***** Dataset rows
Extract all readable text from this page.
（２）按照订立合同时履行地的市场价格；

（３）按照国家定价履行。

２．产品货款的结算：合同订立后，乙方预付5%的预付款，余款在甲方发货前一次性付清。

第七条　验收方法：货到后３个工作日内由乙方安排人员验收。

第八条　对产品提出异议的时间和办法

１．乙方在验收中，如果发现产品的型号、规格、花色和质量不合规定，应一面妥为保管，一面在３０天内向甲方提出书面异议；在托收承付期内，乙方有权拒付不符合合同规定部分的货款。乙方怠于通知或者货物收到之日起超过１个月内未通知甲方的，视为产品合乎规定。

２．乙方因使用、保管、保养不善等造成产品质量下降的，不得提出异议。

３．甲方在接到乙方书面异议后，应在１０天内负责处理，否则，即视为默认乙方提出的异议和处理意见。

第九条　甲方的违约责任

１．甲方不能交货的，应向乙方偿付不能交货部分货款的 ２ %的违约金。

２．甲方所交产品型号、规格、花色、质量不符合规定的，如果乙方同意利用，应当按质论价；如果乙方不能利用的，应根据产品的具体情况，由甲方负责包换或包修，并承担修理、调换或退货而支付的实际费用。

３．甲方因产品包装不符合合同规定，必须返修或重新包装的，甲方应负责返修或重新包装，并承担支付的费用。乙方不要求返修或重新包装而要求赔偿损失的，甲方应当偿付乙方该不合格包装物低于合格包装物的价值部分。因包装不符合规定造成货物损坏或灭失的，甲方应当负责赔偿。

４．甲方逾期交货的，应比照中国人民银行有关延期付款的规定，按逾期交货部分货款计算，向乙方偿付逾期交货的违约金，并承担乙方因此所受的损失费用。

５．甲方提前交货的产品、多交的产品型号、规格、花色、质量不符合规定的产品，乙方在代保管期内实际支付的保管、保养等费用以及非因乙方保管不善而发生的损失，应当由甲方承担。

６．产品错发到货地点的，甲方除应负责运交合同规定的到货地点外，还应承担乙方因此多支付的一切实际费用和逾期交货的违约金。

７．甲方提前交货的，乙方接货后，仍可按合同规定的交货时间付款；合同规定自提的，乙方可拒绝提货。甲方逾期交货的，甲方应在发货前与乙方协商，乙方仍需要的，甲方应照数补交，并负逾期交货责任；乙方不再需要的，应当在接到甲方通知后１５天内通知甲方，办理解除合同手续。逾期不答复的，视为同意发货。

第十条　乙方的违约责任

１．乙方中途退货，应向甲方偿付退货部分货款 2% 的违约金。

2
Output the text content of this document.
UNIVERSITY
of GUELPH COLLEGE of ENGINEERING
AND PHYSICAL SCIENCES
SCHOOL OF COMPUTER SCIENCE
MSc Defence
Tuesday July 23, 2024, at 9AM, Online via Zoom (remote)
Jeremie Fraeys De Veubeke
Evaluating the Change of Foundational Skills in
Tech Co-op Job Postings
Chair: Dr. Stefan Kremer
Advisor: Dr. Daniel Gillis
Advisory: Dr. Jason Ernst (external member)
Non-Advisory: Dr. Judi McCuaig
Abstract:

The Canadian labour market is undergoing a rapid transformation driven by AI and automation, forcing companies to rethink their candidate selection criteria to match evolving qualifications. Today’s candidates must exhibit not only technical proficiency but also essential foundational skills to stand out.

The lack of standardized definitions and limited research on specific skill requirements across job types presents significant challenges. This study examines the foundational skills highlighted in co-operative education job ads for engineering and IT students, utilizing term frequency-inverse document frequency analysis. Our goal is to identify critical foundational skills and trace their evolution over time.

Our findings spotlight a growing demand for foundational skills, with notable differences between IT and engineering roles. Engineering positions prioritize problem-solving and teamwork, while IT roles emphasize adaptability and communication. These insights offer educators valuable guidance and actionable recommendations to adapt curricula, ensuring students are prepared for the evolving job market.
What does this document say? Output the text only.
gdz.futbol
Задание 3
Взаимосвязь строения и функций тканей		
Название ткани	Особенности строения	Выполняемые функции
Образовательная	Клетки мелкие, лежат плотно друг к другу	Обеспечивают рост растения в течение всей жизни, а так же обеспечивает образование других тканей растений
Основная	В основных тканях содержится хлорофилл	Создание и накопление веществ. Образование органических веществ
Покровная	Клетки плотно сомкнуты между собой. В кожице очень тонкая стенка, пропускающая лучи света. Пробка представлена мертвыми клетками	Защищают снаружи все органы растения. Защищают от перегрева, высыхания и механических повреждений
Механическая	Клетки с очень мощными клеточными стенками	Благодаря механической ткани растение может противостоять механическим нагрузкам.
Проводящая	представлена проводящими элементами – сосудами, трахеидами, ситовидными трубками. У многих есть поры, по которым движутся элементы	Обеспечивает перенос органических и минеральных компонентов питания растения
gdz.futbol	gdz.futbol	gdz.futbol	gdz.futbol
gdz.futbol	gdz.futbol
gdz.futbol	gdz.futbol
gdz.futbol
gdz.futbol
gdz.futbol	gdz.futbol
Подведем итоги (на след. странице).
**********
Your objective ▸
Show all lines from the data above in which the word "text" appears.

Expected answer ▸
Extract all readable text from this page.
Output the text content of this document.
What does this document say? Output the text only.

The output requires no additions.